DEINE AUFGABE: Tippe aus der Filmkritik unten den Abschnitt von „Eine Liebe, stärker“ bis einschließlich „Aussage bezahlt wurde.“ wortgetreu ab.

AUSGEWÄHLTER AUSZUG:

For the Time Being (2023)

Eine Filmkritik von Bianka Piringer

Eine Liebe, stärker als der Knast

Das Telefonat, das Michelle Bastien-Archer in ihrem New Yorker Wohnzimmer mit Jermaine Archer führt, klingt wie unbeschwertes Geplänkel. Sie hat sich die Fingernägel lackiert, er fragt nach der Farbe, sie will sie nicht verraten, beide ziehen sich scherzend auf. Doch ihr Mann sitzt nicht etwa in der U-Bahn auf dem Weg nach Hause, sondern im Gefängnis Sing Sing. Das Paar hat 2007 auch dort geheiratet, nun steht der siebte Hochzeitstag bevor. Seit 1998 verbüßt Jermaine eine Haftstrafe von mindestens 22 Jahren bis lebenslänglich, wegen vorsätzlicher Tötung. Michelle kämpft unermüdlich für seine Freilassung. Sie sagt, dass er die Tat nicht begangen habe, und reicht nun einen Antrag mit neu aufgetauchten Belegen ein, wonach der einzige Zeuge von der Staatsanwaltschaft für seine Aussage bezahlt wurde. 

Für ihren ersten langen Dokumentarfilm, mit dem sie ihr Regiestudium an der Filmakademie Baden-Württemberg abschloss, hat Nele Dehnenkamp die Afroamerikanerin Michelle über einen Zeitraum von rund sieben Jahren mit der Kamera begleitet. Als ausgebildete Soziologin erforschte Dehnenkamp in den USA die Lebenswelt von Frauen mit einem inhaftiertem Partner. So lernte sie Michelle kennen, alleinerziehende Mutter zweier Kinder, die ihr Geld als Anstreicherin verdient. Die beiden Frauen verbindet mittlerweile eine Freundschaft.

BEREITGESTELLTE DATEN:

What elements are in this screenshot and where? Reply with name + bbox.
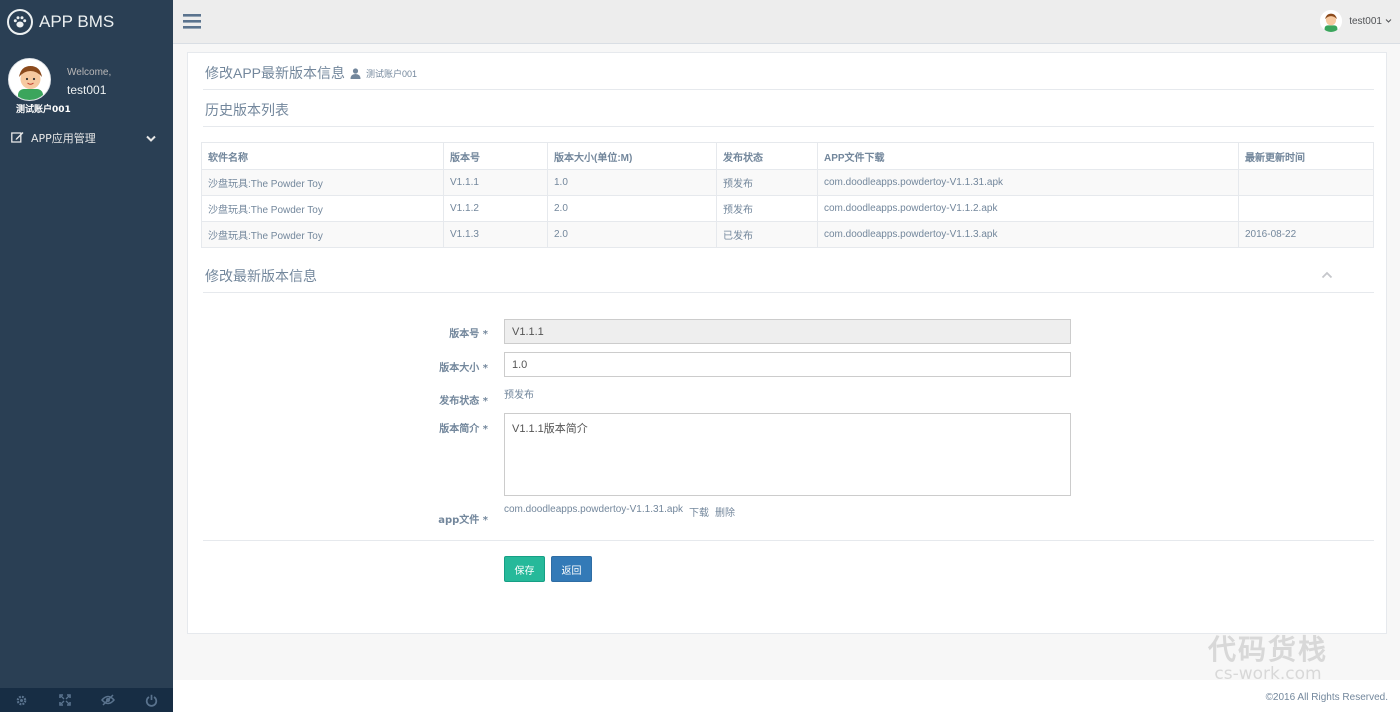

ANTWORT ZUR AUFGABE:
Eine Liebe, stärker als der Knast

Das Telefonat, das Michelle Bastien-Archer in ihrem New Yorker Wohnzimmer mit Jermaine Archer führt, klingt wie unbeschwertes Geplänkel. Sie hat sich die Fingernägel lackiert, er fragt nach der Farbe, sie will sie nicht verraten, beide ziehen sich scherzend auf. Doch ihr Mann sitzt nicht etwa in der U-Bahn auf dem Weg nach Hause, sondern im Gefängnis Sing Sing. Das Paar hat 2007 auch dort geheiratet, nun steht der siebte Hochzeitstag bevor. Seit 1998 verbüßt Jermaine eine Haftstrafe von mindestens 22 Jahren bis lebenslänglich, wegen vorsätzlicher Tötung. Michelle kämpft unermüdlich für seine Freilassung. Sie sagt, dass er die Tat nicht begangen habe, und reicht nun einen Antrag mit neu aufgetauchten Belegen ein, wonach der einzige Zeuge von der Staatsanwaltschaft für seine Aussage bezahlt wurde.